[start of Task data]

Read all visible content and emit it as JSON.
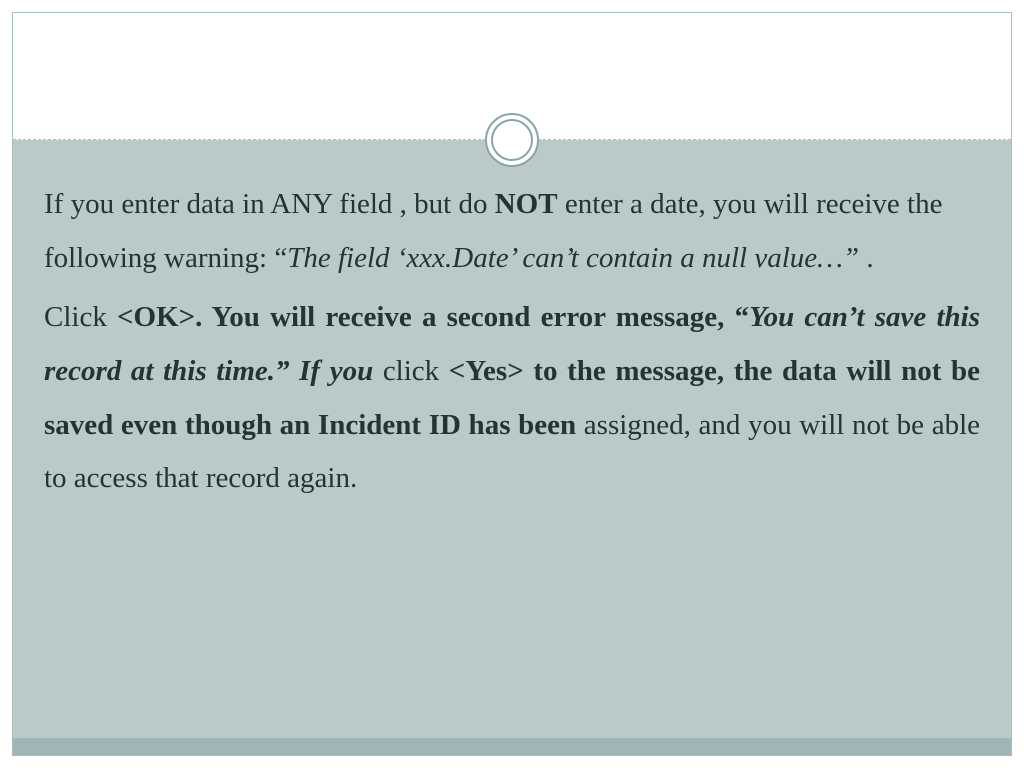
{
  "para1": {
    "t1": "If you enter data in ANY field , but do ",
    "not": "NOT",
    "t2": " enter a date, you will receive the following warning: “",
    "quote": "The field ‘xxx.Date’ can’t contain a null value…”",
    "t3": " ."
  },
  "para2": {
    "t1": "Click ",
    "b1": "<OK>. You will receive a second error message, “",
    "i1": "You can’t save this record at this time.” If you ",
    "t2": "click ",
    "b2": "<Yes> to the message, the data will not be saved even though an Incident ID has been ",
    "t3": "assigned, and you will not be able to access that record again."
  }
}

[end of Task data]

Repeat the data exactly, without the pictures.

Read all visible content and emit it as JSON.
{
  "para1": {
    "t1": "If you enter data in ANY field , but do ",
    "not": "NOT",
    "t2": " enter a date, you will receive the following warning: “",
    "quote": "The field ‘xxx.Date’ can’t contain a null value…”",
    "t3": " ."
  },
  "para2": {
    "t1": "Click ",
    "b1": "<OK>. You will receive a second error message, “",
    "i1": "You can’t save this record at this time.” If you ",
    "t2": "click ",
    "b2": "<Yes> to the message, the data will not be saved even though an Incident ID has been ",
    "t3": "assigned, and you will not be able to access that record again."
  }
}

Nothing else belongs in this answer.